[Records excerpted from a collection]
###

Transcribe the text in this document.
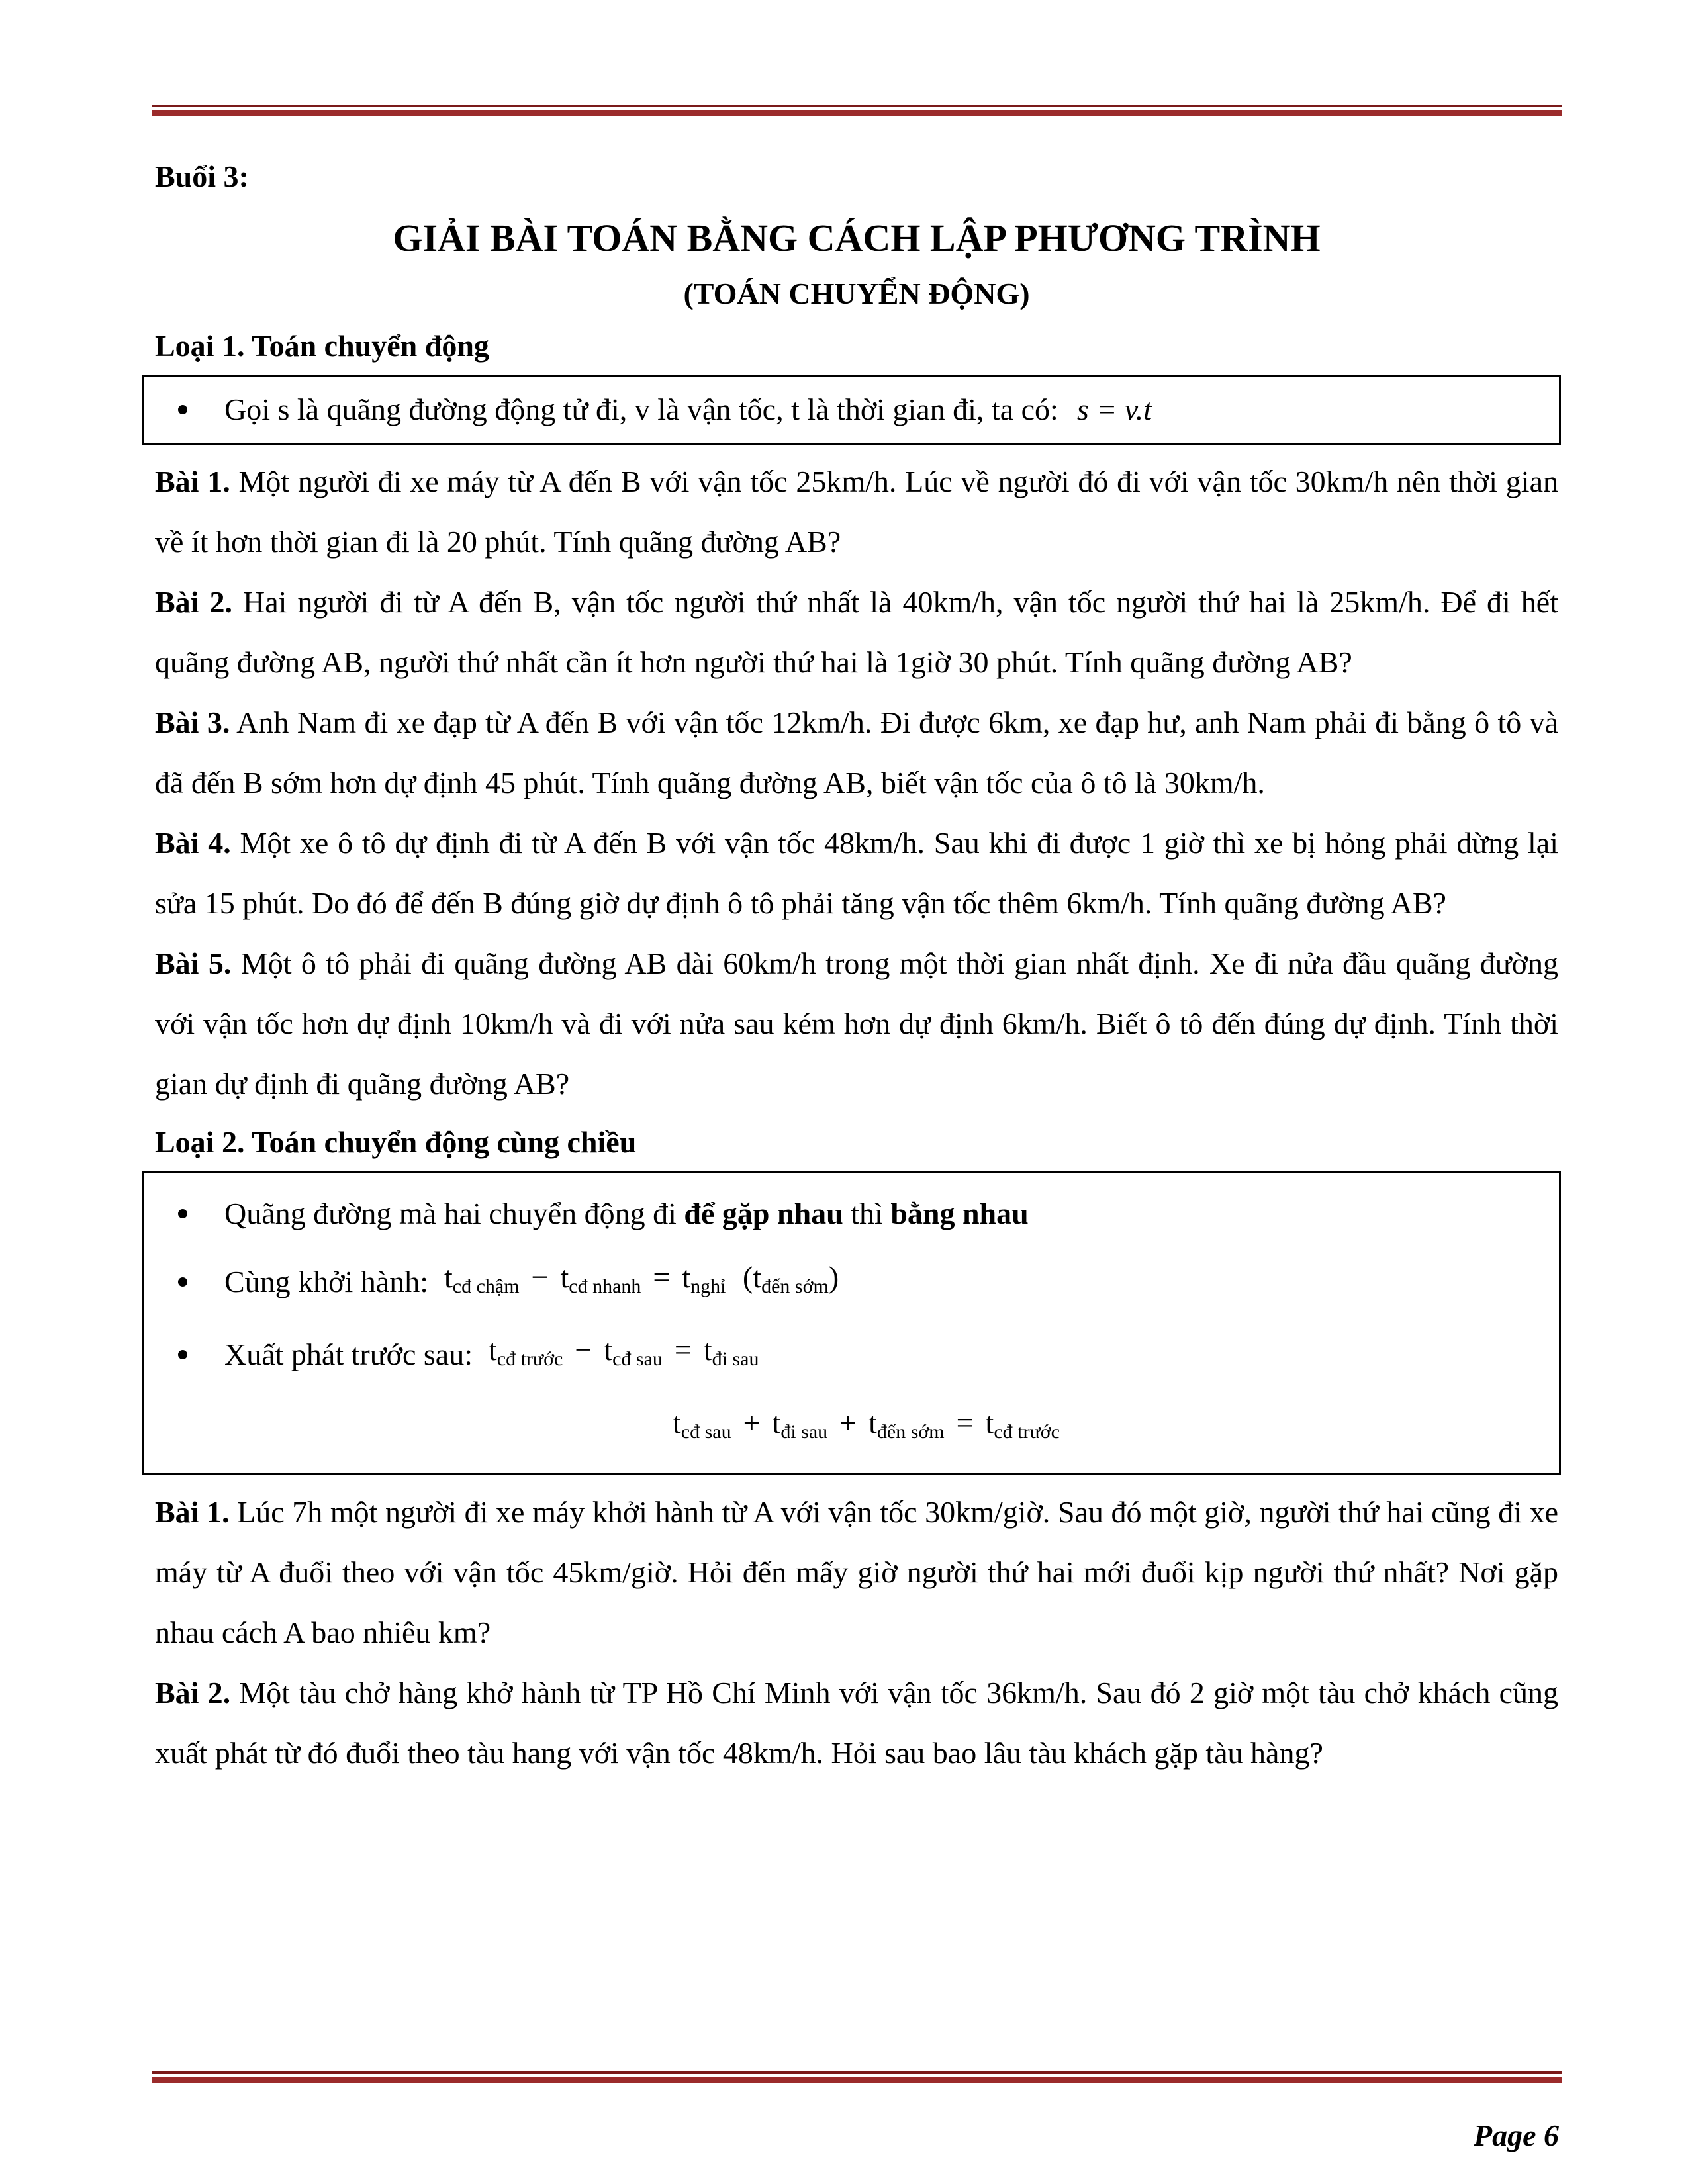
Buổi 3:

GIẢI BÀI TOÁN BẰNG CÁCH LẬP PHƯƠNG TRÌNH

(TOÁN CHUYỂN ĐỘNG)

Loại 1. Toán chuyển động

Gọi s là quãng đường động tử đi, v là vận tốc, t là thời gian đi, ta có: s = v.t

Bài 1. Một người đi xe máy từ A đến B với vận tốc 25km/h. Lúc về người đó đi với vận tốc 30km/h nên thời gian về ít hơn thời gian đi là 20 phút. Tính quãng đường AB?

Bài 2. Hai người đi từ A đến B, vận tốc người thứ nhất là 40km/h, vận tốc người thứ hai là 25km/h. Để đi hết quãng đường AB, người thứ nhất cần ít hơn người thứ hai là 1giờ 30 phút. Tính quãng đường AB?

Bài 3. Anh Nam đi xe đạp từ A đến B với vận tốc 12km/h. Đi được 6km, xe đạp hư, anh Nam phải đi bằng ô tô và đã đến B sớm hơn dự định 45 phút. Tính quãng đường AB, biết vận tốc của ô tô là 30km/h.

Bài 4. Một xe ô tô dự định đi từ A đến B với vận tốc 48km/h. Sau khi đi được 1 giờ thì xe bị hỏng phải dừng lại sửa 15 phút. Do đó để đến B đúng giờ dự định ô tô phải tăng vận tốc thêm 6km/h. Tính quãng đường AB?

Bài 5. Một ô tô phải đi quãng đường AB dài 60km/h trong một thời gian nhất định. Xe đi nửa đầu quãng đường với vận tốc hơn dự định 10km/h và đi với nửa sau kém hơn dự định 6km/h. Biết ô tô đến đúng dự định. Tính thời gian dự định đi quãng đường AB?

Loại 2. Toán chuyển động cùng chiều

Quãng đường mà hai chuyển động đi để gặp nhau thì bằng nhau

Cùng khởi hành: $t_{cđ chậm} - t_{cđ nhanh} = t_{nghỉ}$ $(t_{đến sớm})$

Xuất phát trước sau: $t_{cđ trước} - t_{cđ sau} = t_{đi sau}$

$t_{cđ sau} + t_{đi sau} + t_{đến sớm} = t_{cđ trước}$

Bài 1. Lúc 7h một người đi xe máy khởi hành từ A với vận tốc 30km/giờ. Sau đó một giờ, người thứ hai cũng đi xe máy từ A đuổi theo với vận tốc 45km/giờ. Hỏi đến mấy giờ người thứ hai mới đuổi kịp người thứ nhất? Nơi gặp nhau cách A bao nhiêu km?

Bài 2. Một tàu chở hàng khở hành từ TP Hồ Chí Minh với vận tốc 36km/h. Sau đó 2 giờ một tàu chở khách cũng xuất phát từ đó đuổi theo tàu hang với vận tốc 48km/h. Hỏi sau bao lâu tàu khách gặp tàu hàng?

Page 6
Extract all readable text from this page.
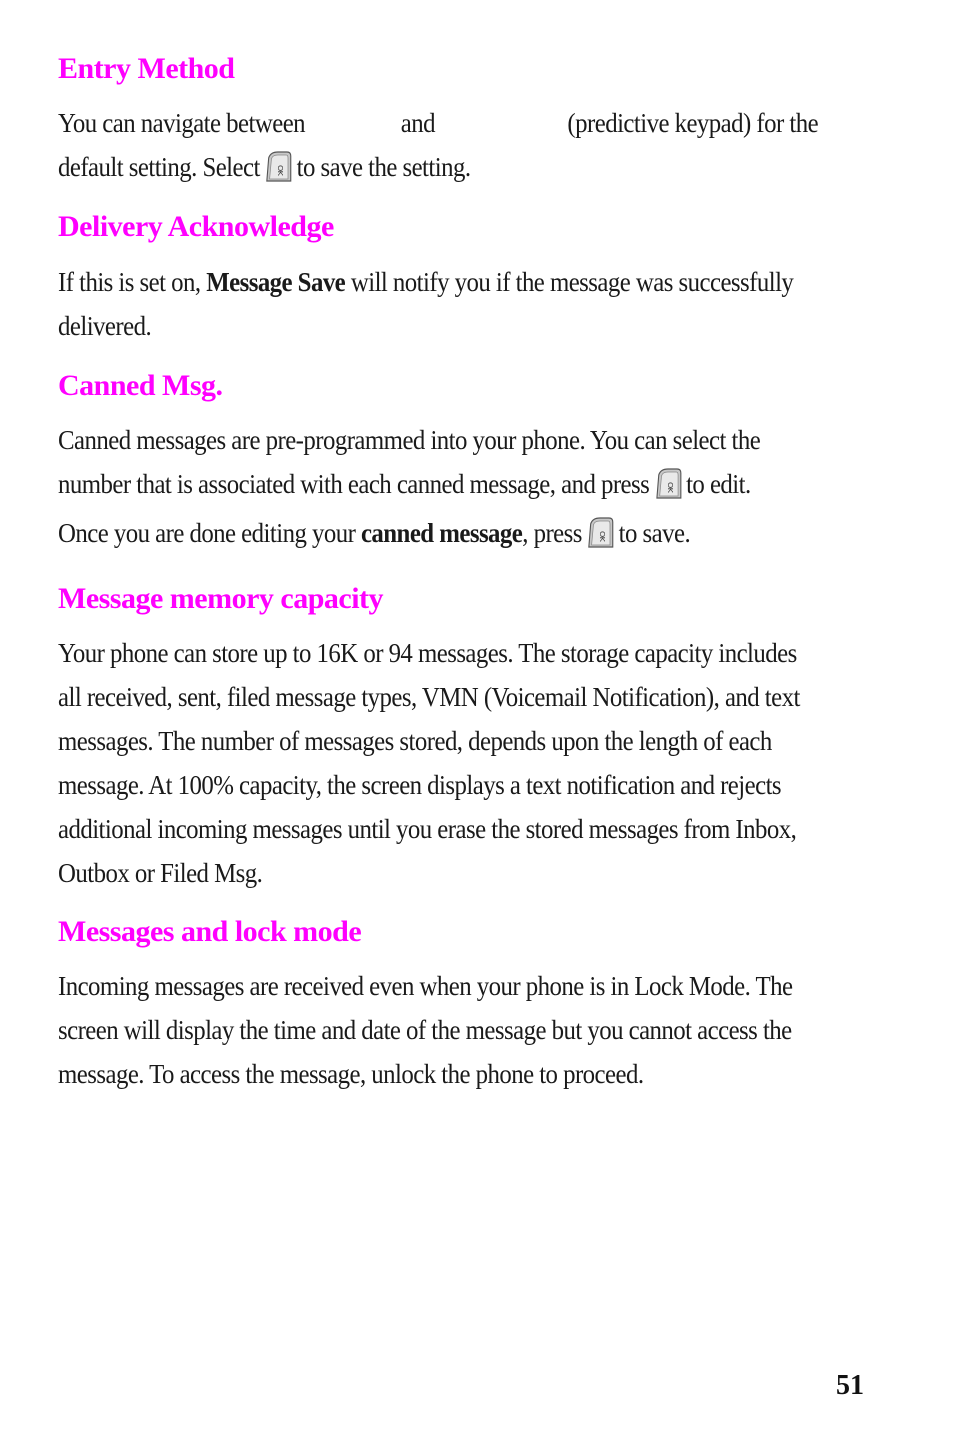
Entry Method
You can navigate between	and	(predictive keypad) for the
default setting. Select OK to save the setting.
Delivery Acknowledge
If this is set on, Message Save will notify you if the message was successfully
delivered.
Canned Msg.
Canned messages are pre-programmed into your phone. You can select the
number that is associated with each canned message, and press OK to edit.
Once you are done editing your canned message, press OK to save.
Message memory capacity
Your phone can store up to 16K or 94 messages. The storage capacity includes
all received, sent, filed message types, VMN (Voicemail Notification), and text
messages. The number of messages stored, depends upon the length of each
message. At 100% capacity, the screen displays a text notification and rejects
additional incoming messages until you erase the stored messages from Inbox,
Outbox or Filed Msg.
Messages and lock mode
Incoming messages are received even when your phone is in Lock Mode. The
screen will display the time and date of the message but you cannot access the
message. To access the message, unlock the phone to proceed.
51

###

● Work to complete
Take the data above and repeat it exactly, leaving each picture out.

● Complete output
Transcribe the text in this document.
Buổi 3:

GIẢI BÀI TOÁN BẰNG CÁCH LẬP PHƯƠNG TRÌNH

(TOÁN CHUYỂN ĐỘNG)

Loại 1. Toán chuyển động

Gọi s là quãng đường động tử đi, v là vận tốc, t là thời gian đi, ta có: s = v.t

Bài 1. Một người đi xe máy từ A đến B với vận tốc 25km/h. Lúc về người đó đi với vận tốc 30km/h nên thời gian về ít hơn thời gian đi là 20 phút. Tính quãng đường AB?

Bài 2. Hai người đi từ A đến B, vận tốc người thứ nhất là 40km/h, vận tốc người thứ hai là 25km/h. Để đi hết quãng đường AB, người thứ nhất cần ít hơn người thứ hai là 1giờ 30 phút. Tính quãng đường AB?

Bài 3. Anh Nam đi xe đạp từ A đến B với vận tốc 12km/h. Đi được 6km, xe đạp hư, anh Nam phải đi bằng ô tô và đã đến B sớm hơn dự định 45 phút. Tính quãng đường AB, biết vận tốc của ô tô là 30km/h.

Bài 4. Một xe ô tô dự định đi từ A đến B với vận tốc 48km/h. Sau khi đi được 1 giờ thì xe bị hỏng phải dừng lại sửa 15 phút. Do đó để đến B đúng giờ dự định ô tô phải tăng vận tốc thêm 6km/h. Tính quãng đường AB?

Bài 5. Một ô tô phải đi quãng đường AB dài 60km/h trong một thời gian nhất định. Xe đi nửa đầu quãng đường với vận tốc hơn dự định 10km/h và đi với nửa sau kém hơn dự định 6km/h. Biết ô tô đến đúng dự định. Tính thời gian dự định đi quãng đường AB?

Loại 2. Toán chuyển động cùng chiều

Quãng đường mà hai chuyển động đi để gặp nhau thì bằng nhau

Cùng khởi hành: $t_{cđ chậm} - t_{cđ nhanh} = t_{nghỉ}$ $(t_{đến sớm})$

Xuất phát trước sau: $t_{cđ trước} - t_{cđ sau} = t_{đi sau}$

$t_{cđ sau} + t_{đi sau} + t_{đến sớm} = t_{cđ trước}$

Bài 1. Lúc 7h một người đi xe máy khởi hành từ A với vận tốc 30km/giờ. Sau đó một giờ, người thứ hai cũng đi xe máy từ A đuổi theo với vận tốc 45km/giờ. Hỏi đến mấy giờ người thứ hai mới đuổi kịp người thứ nhất? Nơi gặp nhau cách A bao nhiêu km?

Bài 2. Một tàu chở hàng khở hành từ TP Hồ Chí Minh với vận tốc 36km/h. Sau đó 2 giờ một tàu chở khách cũng xuất phát từ đó đuổi theo tàu hang với vận tốc 48km/h. Hỏi sau bao lâu tàu khách gặp tàu hàng?

Page 6
Extract all readable text from this page.
Entry Method
You can navigate between	and	(predictive keypad) for the
default setting. Select OK to save the setting.
Delivery Acknowledge
If this is set on, Message Save will notify you if the message was successfully
delivered.
Canned Msg.
Canned messages are pre-programmed into your phone. You can select the
number that is associated with each canned message, and press OK to edit.
Once you are done editing your canned message, press OK to save.
Message memory capacity
Your phone can store up to 16K or 94 messages. The storage capacity includes
all received, sent, filed message types, VMN (Voicemail Notification), and text
messages. The number of messages stored, depends upon the length of each
message. At 100% capacity, the screen displays a text notification and rejects
additional incoming messages until you erase the stored messages from Inbox,
Outbox or Filed Msg.
Messages and lock mode
Incoming messages are received even when your phone is in Lock Mode. The
screen will display the time and date of the message but you cannot access the
message. To access the message, unlock the phone to proceed.
51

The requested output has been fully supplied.